EXERCISE OBJECTIVE:
Do not carry the pictures over; copy every other part of the entries exactly.

EXTRACTED DATA:
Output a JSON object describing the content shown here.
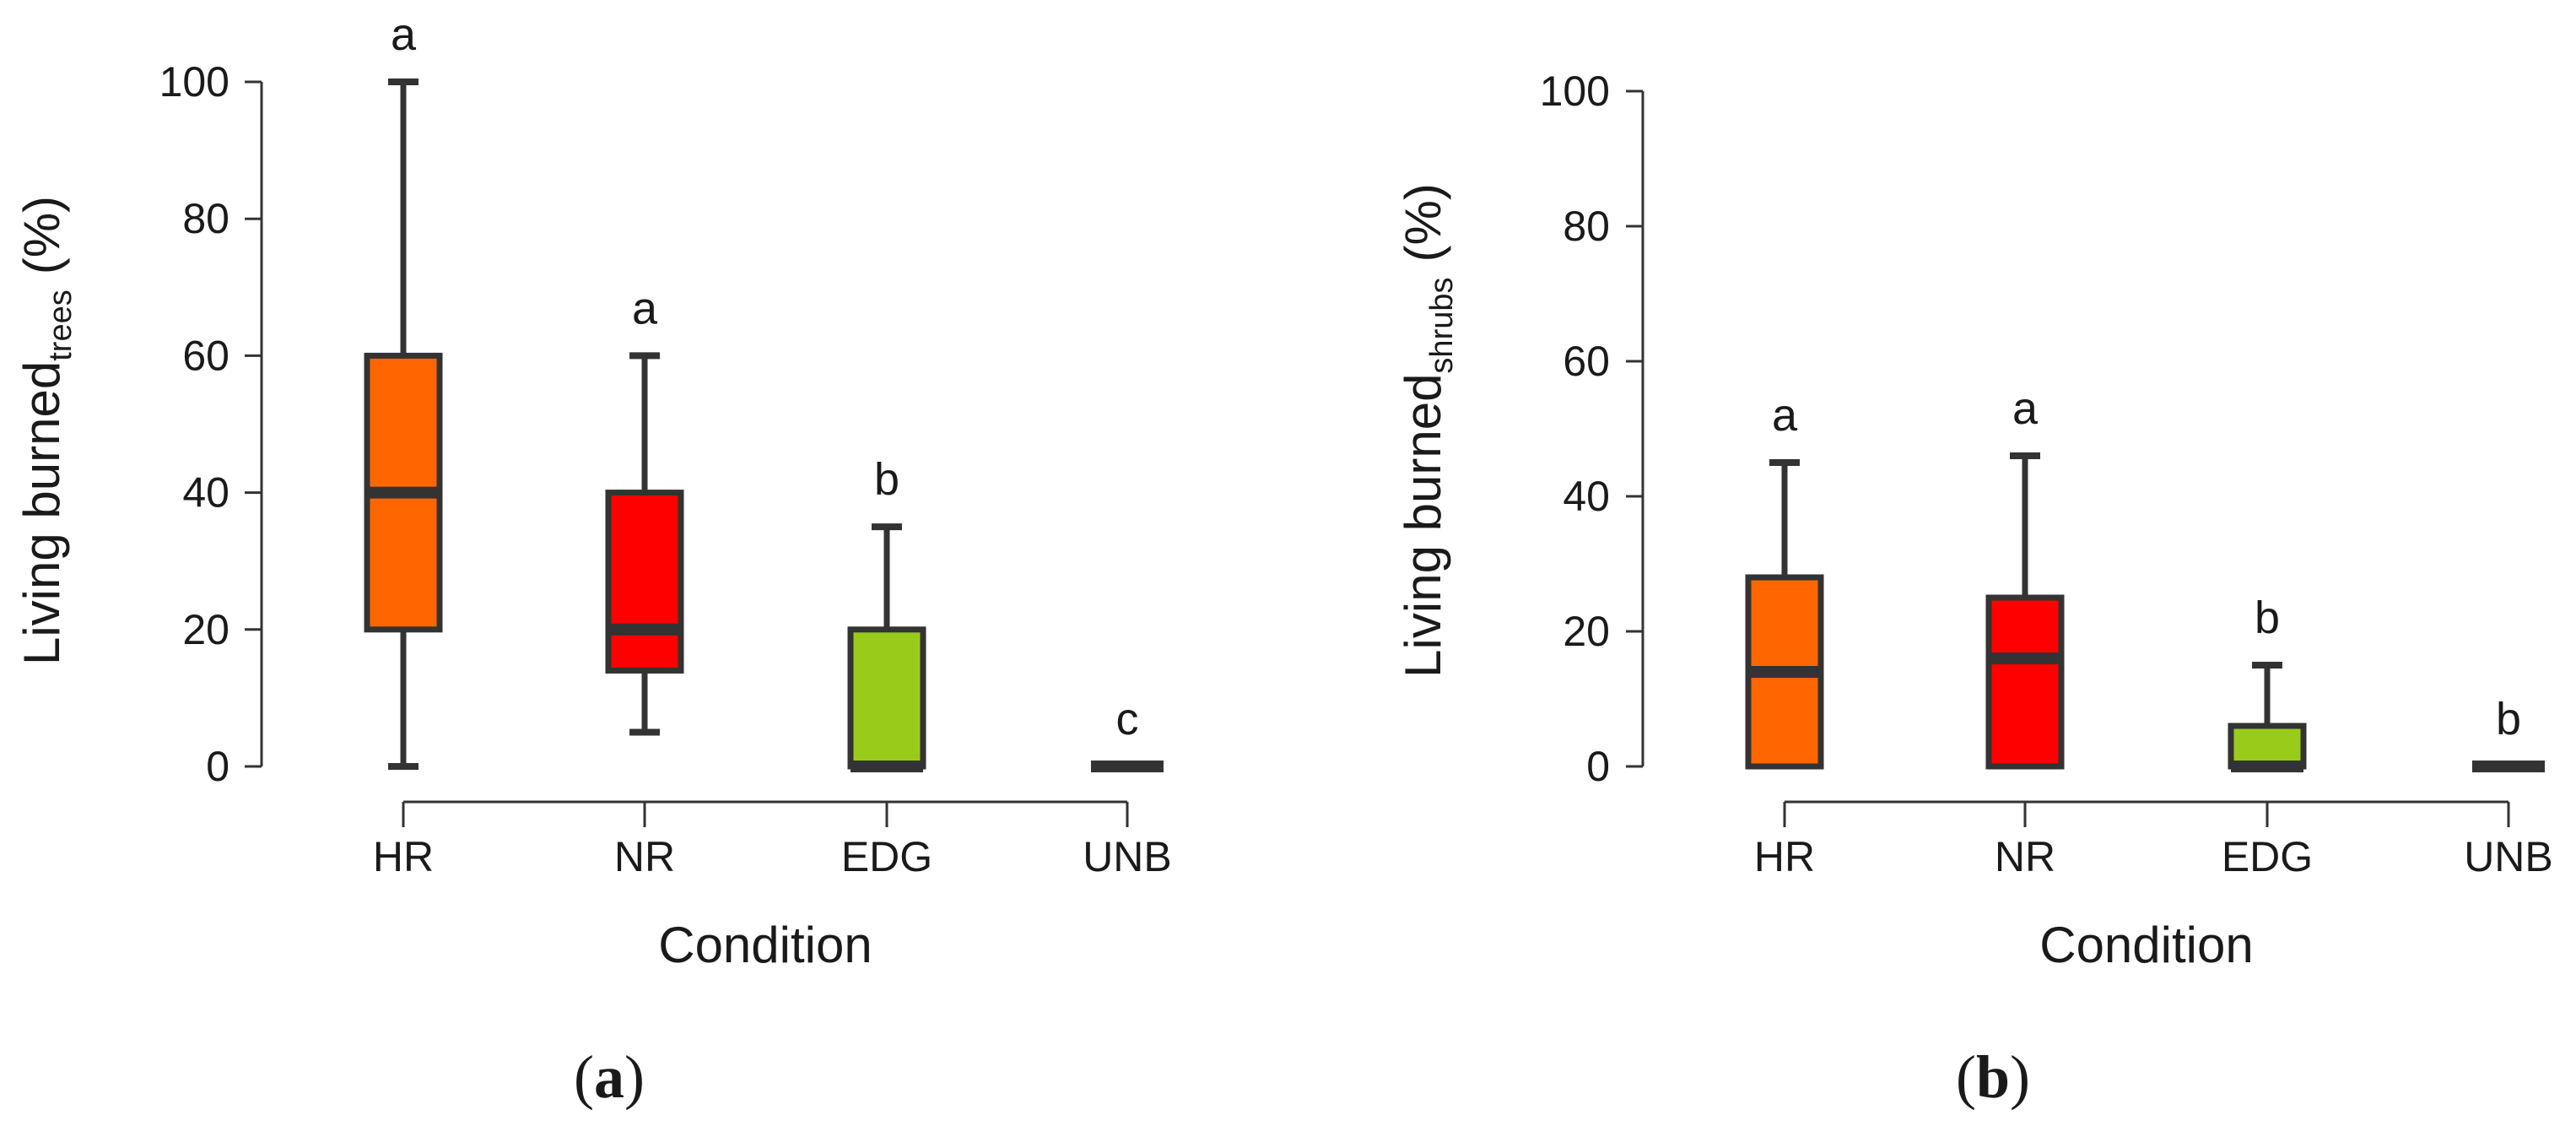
{
  "chart_data": [
    {
      "type": "box",
      "panel_label": "a",
      "xlabel": "Condition",
      "ylabel": {
        "main": "Living burned",
        "subscript": "trees",
        "unit": "(%)"
      },
      "ylim": [
        0,
        100
      ],
      "yticks": [
        0,
        20,
        40,
        60,
        80,
        100
      ],
      "categories": [
        "HR",
        "NR",
        "EDG",
        "UNB"
      ],
      "boxes": [
        {
          "category": "HR",
          "min": 0,
          "q1": 20,
          "median": 40,
          "q3": 60,
          "max": 100,
          "color": "#ff6600",
          "letter": "a"
        },
        {
          "category": "NR",
          "min": 5,
          "q1": 14,
          "median": 20,
          "q3": 40,
          "max": 60,
          "color": "#ff0000",
          "letter": "a"
        },
        {
          "category": "EDG",
          "min": 0,
          "q1": 0,
          "median": 0,
          "q3": 20,
          "max": 35,
          "color": "#99cc1a",
          "letter": "b"
        },
        {
          "category": "UNB",
          "min": 0,
          "q1": 0,
          "median": 0,
          "q3": 0,
          "max": 0,
          "color": "#333333",
          "letter": "c"
        }
      ]
    },
    {
      "type": "box",
      "panel_label": "b",
      "xlabel": "Condition",
      "ylabel": {
        "main": "Living burned",
        "subscript": "shrubs",
        "unit": "(%)"
      },
      "ylim": [
        0,
        100
      ],
      "yticks": [
        0,
        20,
        40,
        60,
        80,
        100
      ],
      "categories": [
        "HR",
        "NR",
        "EDG",
        "UNB"
      ],
      "boxes": [
        {
          "category": "HR",
          "min": 0,
          "q1": 0,
          "median": 14,
          "q3": 28,
          "max": 45,
          "color": "#ff6600",
          "letter": "a"
        },
        {
          "category": "NR",
          "min": 0,
          "q1": 0,
          "median": 16,
          "q3": 25,
          "max": 46,
          "color": "#ff0000",
          "letter": "a"
        },
        {
          "category": "EDG",
          "min": 0,
          "q1": 0,
          "median": 0,
          "q3": 6,
          "max": 15,
          "color": "#99cc1a",
          "letter": "b"
        },
        {
          "category": "UNB",
          "min": 0,
          "q1": 0,
          "median": 0,
          "q3": 0,
          "max": 0,
          "color": "#333333",
          "letter": "b"
        }
      ]
    }
  ]
}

RESPONSE:
Output a JSON object describing the content shown here.
{
  "chart_data": [
    {
      "type": "box",
      "panel_label": "a",
      "xlabel": "Condition",
      "ylabel": {
        "main": "Living burned",
        "subscript": "trees",
        "unit": "(%)"
      },
      "ylim": [
        0,
        100
      ],
      "yticks": [
        0,
        20,
        40,
        60,
        80,
        100
      ],
      "categories": [
        "HR",
        "NR",
        "EDG",
        "UNB"
      ],
      "boxes": [
        {
          "category": "HR",
          "min": 0,
          "q1": 20,
          "median": 40,
          "q3": 60,
          "max": 100,
          "color": "#ff6600",
          "letter": "a"
        },
        {
          "category": "NR",
          "min": 5,
          "q1": 14,
          "median": 20,
          "q3": 40,
          "max": 60,
          "color": "#ff0000",
          "letter": "a"
        },
        {
          "category": "EDG",
          "min": 0,
          "q1": 0,
          "median": 0,
          "q3": 20,
          "max": 35,
          "color": "#99cc1a",
          "letter": "b"
        },
        {
          "category": "UNB",
          "min": 0,
          "q1": 0,
          "median": 0,
          "q3": 0,
          "max": 0,
          "color": "#333333",
          "letter": "c"
        }
      ]
    },
    {
      "type": "box",
      "panel_label": "b",
      "xlabel": "Condition",
      "ylabel": {
        "main": "Living burned",
        "subscript": "shrubs",
        "unit": "(%)"
      },
      "ylim": [
        0,
        100
      ],
      "yticks": [
        0,
        20,
        40,
        60,
        80,
        100
      ],
      "categories": [
        "HR",
        "NR",
        "EDG",
        "UNB"
      ],
      "boxes": [
        {
          "category": "HR",
          "min": 0,
          "q1": 0,
          "median": 14,
          "q3": 28,
          "max": 45,
          "color": "#ff6600",
          "letter": "a"
        },
        {
          "category": "NR",
          "min": 0,
          "q1": 0,
          "median": 16,
          "q3": 25,
          "max": 46,
          "color": "#ff0000",
          "letter": "a"
        },
        {
          "category": "EDG",
          "min": 0,
          "q1": 0,
          "median": 0,
          "q3": 6,
          "max": 15,
          "color": "#99cc1a",
          "letter": "b"
        },
        {
          "category": "UNB",
          "min": 0,
          "q1": 0,
          "median": 0,
          "q3": 0,
          "max": 0,
          "color": "#333333",
          "letter": "b"
        }
      ]
    }
  ]
}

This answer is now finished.